- Task to carry out:
Where the word "návodech" occurs in a line, return that line.

Data excerpts

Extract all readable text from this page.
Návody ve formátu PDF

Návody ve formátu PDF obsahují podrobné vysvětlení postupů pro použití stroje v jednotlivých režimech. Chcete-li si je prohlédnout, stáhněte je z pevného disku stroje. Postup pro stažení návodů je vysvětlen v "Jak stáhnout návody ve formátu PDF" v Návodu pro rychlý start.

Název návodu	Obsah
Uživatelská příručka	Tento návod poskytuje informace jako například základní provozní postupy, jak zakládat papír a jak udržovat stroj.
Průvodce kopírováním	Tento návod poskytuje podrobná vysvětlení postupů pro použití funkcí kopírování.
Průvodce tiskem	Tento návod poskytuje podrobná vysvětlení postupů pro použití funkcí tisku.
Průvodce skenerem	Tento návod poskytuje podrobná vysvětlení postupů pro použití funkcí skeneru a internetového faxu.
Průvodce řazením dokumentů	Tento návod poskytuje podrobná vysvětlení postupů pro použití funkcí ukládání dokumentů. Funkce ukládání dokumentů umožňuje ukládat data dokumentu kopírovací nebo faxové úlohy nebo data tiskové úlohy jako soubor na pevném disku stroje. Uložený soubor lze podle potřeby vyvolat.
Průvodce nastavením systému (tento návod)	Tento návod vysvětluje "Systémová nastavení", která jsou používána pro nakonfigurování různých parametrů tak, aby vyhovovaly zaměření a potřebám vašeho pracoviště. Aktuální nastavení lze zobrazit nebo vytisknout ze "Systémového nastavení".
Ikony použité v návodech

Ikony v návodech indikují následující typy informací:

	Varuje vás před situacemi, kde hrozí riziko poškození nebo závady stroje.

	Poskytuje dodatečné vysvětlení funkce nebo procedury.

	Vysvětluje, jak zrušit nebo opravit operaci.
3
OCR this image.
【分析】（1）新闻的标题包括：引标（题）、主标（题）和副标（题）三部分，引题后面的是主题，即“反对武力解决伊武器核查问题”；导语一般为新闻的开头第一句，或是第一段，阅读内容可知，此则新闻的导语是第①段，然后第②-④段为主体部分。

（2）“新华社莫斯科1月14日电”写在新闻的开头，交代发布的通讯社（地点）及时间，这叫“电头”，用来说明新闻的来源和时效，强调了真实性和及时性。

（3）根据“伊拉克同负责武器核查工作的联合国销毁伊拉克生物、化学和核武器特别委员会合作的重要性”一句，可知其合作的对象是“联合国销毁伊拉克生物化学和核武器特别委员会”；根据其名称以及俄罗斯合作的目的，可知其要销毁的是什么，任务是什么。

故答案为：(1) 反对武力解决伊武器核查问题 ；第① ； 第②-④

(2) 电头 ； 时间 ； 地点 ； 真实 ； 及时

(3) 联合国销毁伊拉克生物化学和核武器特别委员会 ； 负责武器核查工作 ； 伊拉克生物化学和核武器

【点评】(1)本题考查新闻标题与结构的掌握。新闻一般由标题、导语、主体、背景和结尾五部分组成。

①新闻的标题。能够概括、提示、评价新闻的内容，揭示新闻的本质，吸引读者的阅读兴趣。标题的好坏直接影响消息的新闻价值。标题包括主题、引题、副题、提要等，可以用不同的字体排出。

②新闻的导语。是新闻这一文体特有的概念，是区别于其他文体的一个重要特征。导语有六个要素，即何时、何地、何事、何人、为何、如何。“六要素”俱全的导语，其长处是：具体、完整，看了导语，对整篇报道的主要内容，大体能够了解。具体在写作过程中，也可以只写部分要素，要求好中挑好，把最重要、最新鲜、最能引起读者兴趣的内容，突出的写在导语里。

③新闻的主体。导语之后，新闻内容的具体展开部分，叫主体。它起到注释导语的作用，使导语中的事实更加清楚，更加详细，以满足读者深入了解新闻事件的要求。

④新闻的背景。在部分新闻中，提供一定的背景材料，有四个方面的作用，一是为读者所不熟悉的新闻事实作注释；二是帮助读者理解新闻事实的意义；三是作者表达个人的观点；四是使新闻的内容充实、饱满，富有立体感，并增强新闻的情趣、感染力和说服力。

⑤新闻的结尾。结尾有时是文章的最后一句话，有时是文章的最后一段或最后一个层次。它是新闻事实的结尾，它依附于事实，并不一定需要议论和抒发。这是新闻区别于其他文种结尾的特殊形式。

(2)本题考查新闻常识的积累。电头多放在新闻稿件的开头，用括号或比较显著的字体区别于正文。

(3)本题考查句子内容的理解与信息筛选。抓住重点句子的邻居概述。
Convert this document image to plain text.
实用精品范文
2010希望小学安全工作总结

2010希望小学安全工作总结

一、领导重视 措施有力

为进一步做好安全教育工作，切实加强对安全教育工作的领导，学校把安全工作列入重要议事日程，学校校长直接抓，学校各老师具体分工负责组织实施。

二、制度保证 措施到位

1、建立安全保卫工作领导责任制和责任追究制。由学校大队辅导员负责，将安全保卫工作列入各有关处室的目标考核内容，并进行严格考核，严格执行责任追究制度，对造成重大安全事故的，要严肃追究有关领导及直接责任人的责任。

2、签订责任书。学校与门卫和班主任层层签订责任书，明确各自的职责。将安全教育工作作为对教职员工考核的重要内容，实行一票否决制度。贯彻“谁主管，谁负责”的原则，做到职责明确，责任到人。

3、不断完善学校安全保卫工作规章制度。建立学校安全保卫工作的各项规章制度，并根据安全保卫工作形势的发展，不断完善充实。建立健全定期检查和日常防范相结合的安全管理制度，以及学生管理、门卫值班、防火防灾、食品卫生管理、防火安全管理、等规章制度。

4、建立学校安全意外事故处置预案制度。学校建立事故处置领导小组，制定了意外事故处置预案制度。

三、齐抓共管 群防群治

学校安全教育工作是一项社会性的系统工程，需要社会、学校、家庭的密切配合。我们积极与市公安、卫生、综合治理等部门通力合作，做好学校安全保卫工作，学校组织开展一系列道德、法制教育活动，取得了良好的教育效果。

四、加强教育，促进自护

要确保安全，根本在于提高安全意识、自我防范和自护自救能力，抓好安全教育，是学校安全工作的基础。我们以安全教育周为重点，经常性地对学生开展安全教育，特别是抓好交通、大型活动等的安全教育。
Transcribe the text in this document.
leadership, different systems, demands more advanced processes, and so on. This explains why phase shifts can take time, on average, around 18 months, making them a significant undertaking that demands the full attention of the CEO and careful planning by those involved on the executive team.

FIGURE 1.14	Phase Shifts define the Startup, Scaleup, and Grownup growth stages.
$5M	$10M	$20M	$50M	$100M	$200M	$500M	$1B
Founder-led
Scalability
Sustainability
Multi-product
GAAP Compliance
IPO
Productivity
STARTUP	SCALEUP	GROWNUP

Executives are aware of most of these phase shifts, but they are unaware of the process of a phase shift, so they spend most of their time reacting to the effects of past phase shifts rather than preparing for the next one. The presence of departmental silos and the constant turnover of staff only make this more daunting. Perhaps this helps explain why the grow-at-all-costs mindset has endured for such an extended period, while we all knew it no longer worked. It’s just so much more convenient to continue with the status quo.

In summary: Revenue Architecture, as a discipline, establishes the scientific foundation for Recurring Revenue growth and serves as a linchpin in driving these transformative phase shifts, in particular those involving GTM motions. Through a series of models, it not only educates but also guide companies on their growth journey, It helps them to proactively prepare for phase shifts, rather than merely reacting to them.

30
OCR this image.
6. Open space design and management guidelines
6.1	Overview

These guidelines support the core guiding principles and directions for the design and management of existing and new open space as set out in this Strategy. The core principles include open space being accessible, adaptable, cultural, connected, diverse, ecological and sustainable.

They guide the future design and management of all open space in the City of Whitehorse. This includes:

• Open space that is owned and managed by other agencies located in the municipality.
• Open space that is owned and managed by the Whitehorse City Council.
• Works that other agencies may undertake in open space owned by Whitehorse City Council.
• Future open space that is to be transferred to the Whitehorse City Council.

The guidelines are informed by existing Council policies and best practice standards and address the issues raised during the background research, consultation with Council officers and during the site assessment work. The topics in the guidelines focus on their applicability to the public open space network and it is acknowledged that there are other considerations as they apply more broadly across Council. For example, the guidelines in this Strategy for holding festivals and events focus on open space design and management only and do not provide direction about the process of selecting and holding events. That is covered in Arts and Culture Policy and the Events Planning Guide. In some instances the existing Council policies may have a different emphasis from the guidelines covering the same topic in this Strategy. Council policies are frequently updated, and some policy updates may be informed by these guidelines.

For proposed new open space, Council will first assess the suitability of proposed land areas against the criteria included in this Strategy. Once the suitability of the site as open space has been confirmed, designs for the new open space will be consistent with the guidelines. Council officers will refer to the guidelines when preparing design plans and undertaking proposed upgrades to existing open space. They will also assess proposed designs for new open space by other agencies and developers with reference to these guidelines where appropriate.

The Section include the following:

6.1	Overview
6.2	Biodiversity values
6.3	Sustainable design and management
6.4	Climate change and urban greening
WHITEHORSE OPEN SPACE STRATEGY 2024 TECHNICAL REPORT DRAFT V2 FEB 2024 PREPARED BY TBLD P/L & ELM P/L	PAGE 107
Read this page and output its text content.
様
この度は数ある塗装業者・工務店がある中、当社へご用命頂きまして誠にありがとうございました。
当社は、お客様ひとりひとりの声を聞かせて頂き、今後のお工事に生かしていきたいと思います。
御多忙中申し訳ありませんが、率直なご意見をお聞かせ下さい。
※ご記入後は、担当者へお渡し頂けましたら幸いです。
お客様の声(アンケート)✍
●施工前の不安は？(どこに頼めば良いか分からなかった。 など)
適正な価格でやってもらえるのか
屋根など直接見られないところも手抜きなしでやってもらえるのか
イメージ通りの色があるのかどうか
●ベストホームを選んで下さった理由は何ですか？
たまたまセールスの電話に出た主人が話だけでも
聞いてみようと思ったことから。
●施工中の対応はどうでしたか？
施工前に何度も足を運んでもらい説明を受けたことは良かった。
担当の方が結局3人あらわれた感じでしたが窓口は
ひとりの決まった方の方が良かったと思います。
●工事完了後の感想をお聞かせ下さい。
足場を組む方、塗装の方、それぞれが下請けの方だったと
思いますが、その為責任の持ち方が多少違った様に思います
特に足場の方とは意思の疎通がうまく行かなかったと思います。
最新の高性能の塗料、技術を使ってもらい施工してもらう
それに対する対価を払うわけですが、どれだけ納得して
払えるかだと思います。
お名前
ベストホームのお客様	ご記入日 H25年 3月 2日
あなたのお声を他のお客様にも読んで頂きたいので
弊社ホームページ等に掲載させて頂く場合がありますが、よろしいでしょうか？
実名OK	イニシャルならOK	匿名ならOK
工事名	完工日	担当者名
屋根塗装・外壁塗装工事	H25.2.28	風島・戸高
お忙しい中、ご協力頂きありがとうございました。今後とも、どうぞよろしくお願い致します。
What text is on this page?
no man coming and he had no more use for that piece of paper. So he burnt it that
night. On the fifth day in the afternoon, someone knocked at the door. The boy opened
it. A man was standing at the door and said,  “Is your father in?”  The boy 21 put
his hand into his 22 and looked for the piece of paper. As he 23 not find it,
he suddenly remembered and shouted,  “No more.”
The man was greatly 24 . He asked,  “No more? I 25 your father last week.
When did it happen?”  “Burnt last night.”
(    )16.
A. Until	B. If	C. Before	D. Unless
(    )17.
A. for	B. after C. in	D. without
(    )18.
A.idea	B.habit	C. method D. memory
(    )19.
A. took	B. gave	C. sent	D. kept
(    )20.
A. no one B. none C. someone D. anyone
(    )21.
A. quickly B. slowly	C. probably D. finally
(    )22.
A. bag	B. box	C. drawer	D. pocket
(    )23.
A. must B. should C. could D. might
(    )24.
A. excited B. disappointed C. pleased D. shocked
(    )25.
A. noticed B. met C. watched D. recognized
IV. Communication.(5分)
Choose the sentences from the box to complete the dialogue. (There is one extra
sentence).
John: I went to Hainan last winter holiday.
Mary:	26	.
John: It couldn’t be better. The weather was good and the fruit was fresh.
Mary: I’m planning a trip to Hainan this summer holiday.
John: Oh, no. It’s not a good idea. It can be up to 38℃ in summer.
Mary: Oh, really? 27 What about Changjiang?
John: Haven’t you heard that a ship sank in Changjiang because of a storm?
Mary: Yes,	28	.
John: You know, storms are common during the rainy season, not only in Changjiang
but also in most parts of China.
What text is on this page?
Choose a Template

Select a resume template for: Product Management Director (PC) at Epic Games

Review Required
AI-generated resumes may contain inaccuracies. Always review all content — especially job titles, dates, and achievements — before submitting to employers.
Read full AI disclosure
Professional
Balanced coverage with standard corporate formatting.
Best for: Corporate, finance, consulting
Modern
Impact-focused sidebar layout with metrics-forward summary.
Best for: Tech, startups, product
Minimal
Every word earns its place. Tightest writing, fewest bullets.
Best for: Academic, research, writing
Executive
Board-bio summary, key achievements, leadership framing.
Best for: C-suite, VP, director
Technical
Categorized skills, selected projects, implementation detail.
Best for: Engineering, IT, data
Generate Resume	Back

- Solution to this exercise:
Ikony použité v návodech
Ikony v návodech indikují následující typy informací:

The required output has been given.